==== Dataset content ====

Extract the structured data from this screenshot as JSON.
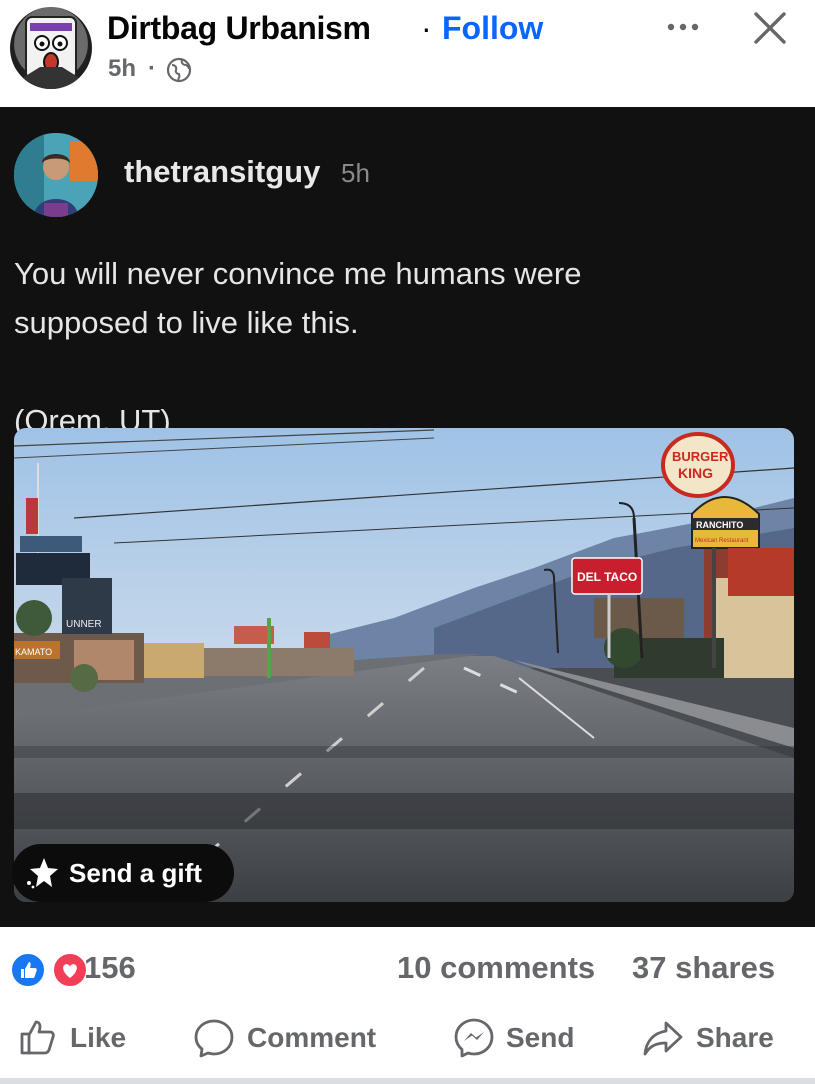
{
  "header": {
    "page_name": "Dirtbag Urbanism",
    "separator": "·",
    "follow_label": "Follow",
    "time": "5h",
    "time_separator": "·",
    "privacy_icon": "globe-icon",
    "more_icon": "more-options-icon",
    "close_icon": "close-icon"
  },
  "embedded_post": {
    "username": "thetransitguy",
    "time": "5h",
    "text": "You will never convince me humans were\nsupposed to live like this.\n\n(Orem, UT)",
    "photo_signs": {
      "burger_king_top": "BURGER",
      "burger_king_bottom": "KING",
      "ranchito_top": "RANCHITO",
      "ranchito_bottom": "Mexican Restaurant",
      "del_taco": "DEL TACO",
      "sign_small": "UNNER",
      "sign_kamato": "KAMATO"
    },
    "gift_label": "Send a gift",
    "gift_icon": "gift-sparkle-icon"
  },
  "stats": {
    "reaction_icons": [
      "like-reaction-icon",
      "love-reaction-icon"
    ],
    "reaction_count": "156",
    "comments": "10 comments",
    "shares": "37 shares"
  },
  "actions": [
    {
      "label": "Like",
      "icon": "thumbs-up-icon"
    },
    {
      "label": "Comment",
      "icon": "comment-bubble-icon"
    },
    {
      "label": "Send",
      "icon": "messenger-icon"
    },
    {
      "label": "Share",
      "icon": "share-arrow-icon"
    }
  ],
  "colors": {
    "accent": "#0866ff",
    "card_bg": "#111112",
    "secondary_text": "#65676b",
    "like_blue": "#1877f2",
    "love_red": "#f33e58"
  }
}
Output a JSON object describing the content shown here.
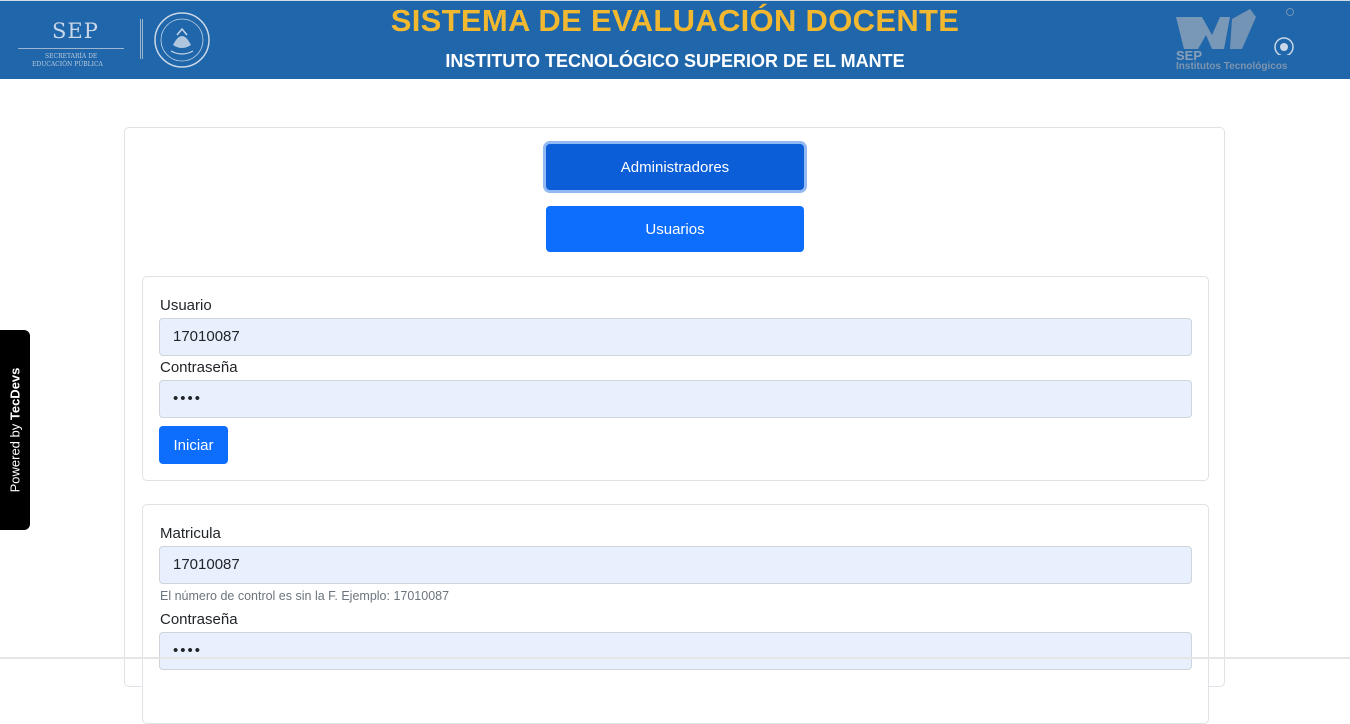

====

Instructions to follow: Write out the listing above exactly as it stands, pictures excluded.

Solution to the problem:
Extract the structured data from this screenshot as JSON.
{
  "header": {
    "page_name": "Dirtbag Urbanism",
    "separator": "·",
    "follow_label": "Follow",
    "time": "5h",
    "time_separator": "·",
    "privacy_icon": "globe-icon",
    "more_icon": "more-options-icon",
    "close_icon": "close-icon"
  },
  "embedded_post": {
    "username": "thetransitguy",
    "time": "5h",
    "text": "You will never convince me humans were\nsupposed to live like this.\n\n(Orem, UT)",
    "photo_signs": {
      "burger_king_top": "BURGER",
      "burger_king_bottom": "KING",
      "ranchito_top": "RANCHITO",
      "ranchito_bottom": "Mexican Restaurant",
      "del_taco": "DEL TACO",
      "sign_small": "UNNER",
      "sign_kamato": "KAMATO"
    },
    "gift_label": "Send a gift",
    "gift_icon": "gift-sparkle-icon"
  },
  "stats": {
    "reaction_icons": [
      "like-reaction-icon",
      "love-reaction-icon"
    ],
    "reaction_count": "156",
    "comments": "10 comments",
    "shares": "37 shares"
  },
  "actions": [
    {
      "label": "Like",
      "icon": "thumbs-up-icon"
    },
    {
      "label": "Comment",
      "icon": "comment-bubble-icon"
    },
    {
      "label": "Send",
      "icon": "messenger-icon"
    },
    {
      "label": "Share",
      "icon": "share-arrow-icon"
    }
  ],
  "colors": {
    "accent": "#0866ff",
    "card_bg": "#111112",
    "secondary_text": "#65676b",
    "like_blue": "#1877f2",
    "love_red": "#f33e58"
  }
}
Output a JSON object describing the content shown here.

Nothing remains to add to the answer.